(Extracted data entries)
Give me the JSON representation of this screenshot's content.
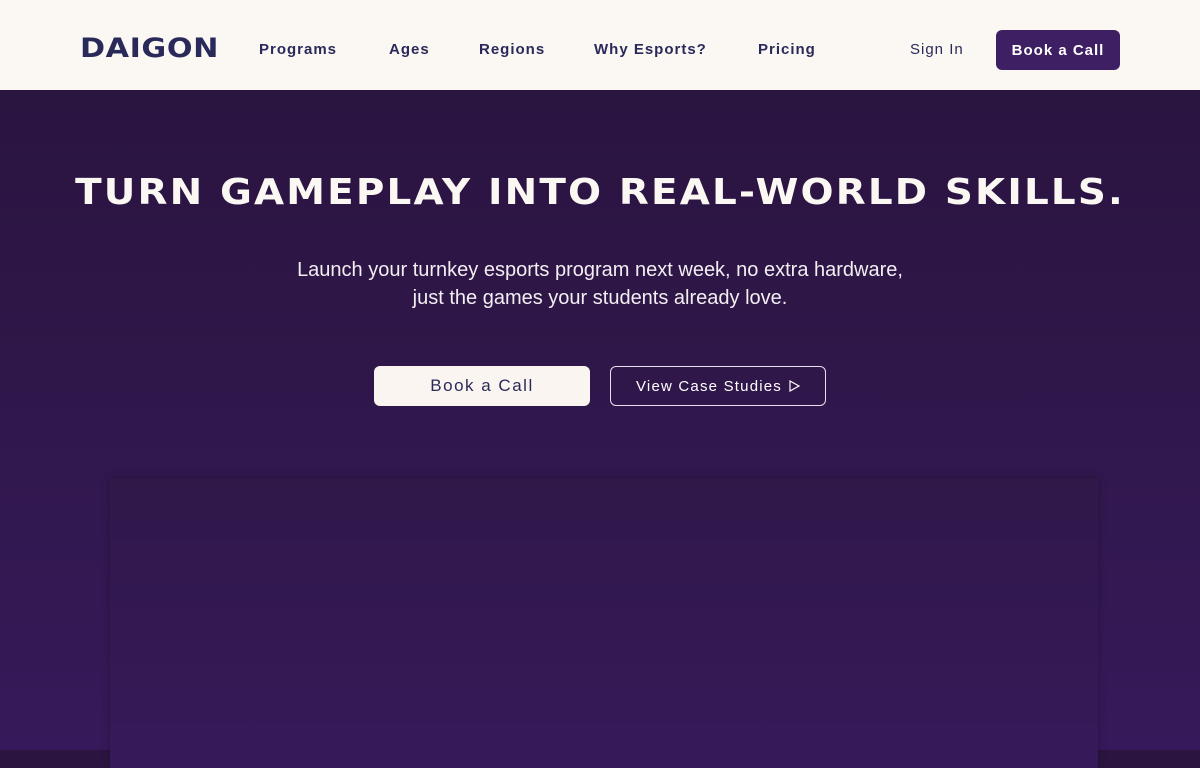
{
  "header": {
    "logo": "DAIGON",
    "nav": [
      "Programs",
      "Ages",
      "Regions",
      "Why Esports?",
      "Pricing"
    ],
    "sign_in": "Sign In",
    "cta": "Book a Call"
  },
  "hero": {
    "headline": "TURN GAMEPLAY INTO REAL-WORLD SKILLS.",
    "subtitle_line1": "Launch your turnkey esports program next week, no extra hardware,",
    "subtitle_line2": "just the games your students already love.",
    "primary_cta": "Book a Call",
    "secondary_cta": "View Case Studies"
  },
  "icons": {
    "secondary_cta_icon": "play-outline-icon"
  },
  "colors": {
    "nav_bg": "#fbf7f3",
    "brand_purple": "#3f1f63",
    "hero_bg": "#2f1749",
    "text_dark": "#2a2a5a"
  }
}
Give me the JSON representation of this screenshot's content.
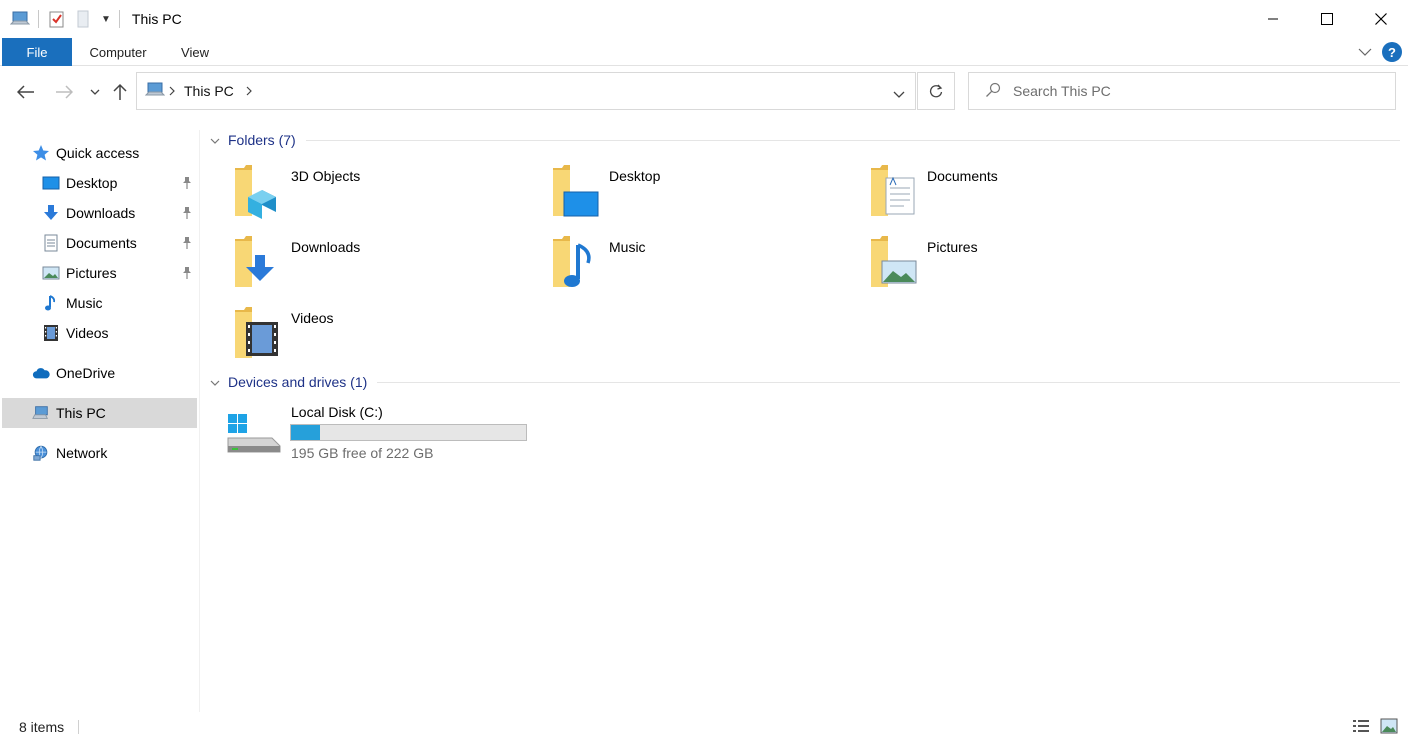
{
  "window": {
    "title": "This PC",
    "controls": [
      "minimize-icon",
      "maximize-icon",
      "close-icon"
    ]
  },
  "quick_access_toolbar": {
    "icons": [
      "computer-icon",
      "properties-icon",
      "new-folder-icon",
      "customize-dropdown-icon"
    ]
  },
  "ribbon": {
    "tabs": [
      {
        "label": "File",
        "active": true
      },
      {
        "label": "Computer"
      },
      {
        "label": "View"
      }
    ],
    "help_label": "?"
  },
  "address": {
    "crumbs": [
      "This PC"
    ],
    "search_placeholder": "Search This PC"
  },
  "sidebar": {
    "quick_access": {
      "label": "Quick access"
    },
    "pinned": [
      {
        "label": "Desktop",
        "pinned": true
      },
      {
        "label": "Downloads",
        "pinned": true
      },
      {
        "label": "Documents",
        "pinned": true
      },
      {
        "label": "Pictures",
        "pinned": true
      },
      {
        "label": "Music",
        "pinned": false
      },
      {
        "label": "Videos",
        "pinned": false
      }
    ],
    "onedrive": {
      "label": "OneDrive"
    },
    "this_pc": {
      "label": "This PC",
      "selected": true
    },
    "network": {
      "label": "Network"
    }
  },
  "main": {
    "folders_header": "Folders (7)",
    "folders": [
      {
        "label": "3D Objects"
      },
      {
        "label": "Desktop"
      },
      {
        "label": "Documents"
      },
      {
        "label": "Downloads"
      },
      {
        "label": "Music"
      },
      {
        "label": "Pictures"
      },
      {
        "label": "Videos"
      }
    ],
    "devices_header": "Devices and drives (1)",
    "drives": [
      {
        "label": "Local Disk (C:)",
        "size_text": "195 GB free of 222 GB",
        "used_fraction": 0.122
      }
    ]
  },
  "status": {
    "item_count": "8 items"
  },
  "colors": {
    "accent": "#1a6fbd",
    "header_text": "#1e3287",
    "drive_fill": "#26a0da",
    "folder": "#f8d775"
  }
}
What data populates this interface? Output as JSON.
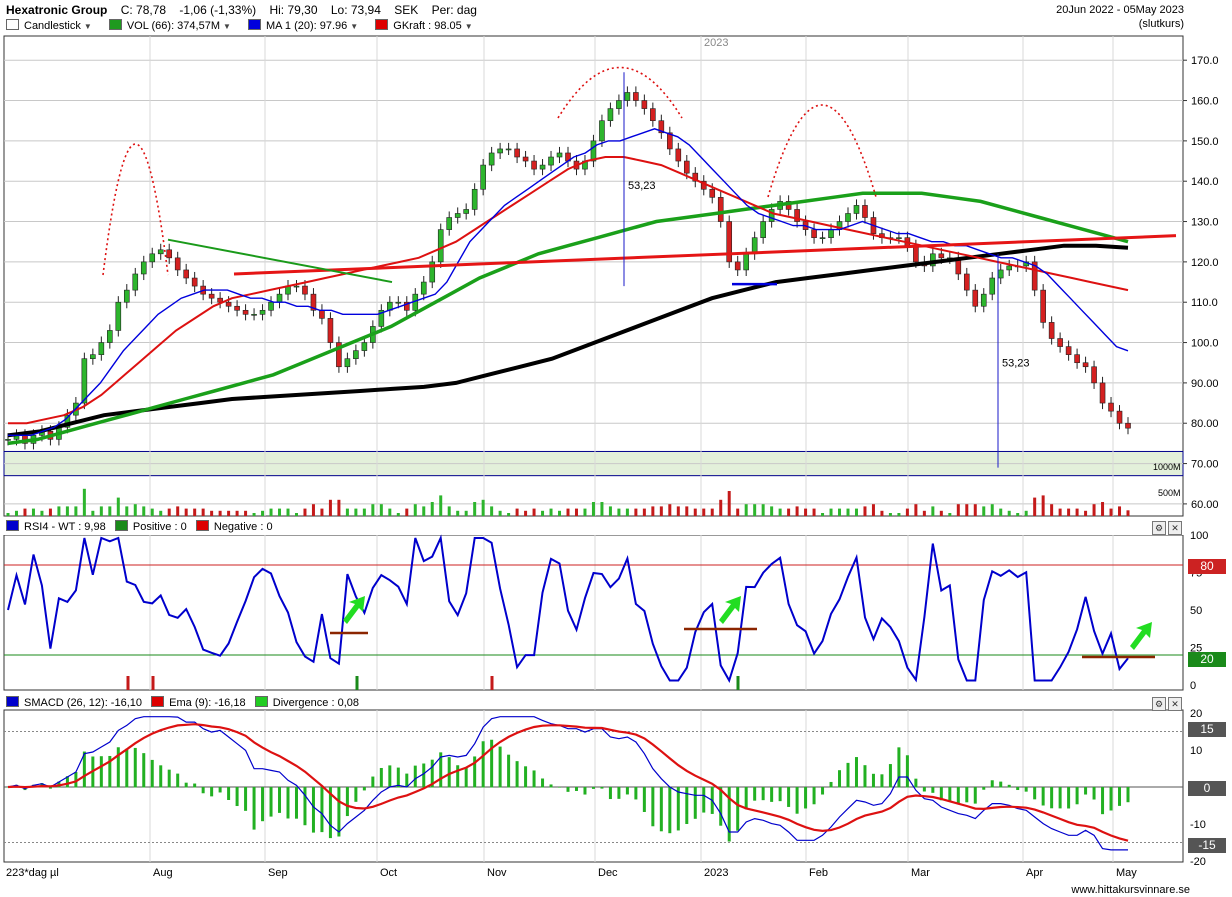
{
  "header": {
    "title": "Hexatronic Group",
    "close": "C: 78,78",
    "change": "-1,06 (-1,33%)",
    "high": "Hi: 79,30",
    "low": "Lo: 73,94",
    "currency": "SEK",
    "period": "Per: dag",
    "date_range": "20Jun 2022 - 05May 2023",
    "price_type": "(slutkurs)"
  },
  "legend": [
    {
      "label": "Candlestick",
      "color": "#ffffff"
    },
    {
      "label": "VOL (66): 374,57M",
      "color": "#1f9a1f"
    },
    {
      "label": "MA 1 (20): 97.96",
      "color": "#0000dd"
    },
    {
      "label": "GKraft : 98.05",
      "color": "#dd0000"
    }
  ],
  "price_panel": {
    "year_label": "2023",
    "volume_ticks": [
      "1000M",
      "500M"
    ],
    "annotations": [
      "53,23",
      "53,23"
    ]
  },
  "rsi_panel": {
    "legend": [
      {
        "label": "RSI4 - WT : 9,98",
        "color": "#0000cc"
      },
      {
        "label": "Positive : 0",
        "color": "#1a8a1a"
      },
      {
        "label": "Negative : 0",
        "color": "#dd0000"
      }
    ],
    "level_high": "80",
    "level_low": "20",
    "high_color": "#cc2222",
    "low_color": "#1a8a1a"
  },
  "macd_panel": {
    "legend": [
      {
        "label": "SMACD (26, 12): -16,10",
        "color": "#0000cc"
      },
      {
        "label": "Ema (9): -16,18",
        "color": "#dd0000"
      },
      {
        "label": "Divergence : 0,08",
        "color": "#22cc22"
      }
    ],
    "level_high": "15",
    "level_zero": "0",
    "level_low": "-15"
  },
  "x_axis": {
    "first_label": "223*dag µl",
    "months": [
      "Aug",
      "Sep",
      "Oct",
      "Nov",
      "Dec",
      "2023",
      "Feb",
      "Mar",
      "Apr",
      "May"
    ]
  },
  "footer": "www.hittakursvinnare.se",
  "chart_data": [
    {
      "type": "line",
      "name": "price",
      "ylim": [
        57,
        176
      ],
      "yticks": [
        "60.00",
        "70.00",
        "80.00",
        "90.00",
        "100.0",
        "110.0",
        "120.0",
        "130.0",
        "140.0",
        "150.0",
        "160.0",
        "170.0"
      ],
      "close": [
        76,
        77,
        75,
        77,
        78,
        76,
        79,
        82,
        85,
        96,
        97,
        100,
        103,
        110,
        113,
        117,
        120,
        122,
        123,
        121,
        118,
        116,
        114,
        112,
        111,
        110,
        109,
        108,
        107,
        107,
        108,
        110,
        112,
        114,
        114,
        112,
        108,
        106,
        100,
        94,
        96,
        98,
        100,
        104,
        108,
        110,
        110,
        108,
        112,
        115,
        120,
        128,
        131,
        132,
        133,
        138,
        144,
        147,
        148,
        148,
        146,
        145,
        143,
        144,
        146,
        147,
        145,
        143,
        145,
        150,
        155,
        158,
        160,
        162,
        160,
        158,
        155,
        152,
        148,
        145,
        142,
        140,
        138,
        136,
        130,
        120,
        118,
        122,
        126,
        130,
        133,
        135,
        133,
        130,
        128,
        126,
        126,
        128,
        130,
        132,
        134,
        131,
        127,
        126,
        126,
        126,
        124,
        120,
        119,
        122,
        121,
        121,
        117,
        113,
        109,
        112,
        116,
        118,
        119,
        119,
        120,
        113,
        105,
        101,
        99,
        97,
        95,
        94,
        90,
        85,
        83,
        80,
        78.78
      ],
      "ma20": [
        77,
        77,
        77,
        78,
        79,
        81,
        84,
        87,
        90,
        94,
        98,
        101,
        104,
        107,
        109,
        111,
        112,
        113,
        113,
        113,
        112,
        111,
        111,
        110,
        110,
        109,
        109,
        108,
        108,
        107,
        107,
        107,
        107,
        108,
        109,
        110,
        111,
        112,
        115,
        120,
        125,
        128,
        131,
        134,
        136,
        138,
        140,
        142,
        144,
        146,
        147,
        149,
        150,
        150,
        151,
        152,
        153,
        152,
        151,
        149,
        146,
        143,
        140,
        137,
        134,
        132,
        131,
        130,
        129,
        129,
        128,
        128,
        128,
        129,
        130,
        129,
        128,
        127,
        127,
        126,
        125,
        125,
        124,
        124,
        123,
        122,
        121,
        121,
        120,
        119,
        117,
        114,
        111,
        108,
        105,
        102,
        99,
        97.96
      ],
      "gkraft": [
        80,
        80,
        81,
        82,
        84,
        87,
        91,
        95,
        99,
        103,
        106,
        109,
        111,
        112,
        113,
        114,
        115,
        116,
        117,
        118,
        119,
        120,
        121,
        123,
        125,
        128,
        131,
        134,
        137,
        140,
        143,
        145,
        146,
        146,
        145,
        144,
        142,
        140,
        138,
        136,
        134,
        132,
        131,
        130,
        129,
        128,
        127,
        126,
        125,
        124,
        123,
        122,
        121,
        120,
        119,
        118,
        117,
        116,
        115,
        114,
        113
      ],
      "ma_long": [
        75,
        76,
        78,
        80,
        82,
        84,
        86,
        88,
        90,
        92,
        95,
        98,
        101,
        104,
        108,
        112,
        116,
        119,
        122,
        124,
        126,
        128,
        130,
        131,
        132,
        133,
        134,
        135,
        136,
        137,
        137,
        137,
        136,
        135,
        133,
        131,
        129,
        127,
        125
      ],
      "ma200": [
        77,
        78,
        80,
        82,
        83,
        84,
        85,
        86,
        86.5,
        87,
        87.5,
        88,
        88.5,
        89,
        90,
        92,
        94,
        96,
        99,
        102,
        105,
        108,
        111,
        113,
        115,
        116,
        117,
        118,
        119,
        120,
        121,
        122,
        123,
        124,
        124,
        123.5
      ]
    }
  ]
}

## GIVEN INSTRUCTION
Copy and report every line where the word "your" is present.

## RESPONSE TO THIS EXERCISE
    "subtitle_line1": "Launch your turnkey esports program next week, no extra hardware,",
    "subtitle_line2": "just the games your students already love.",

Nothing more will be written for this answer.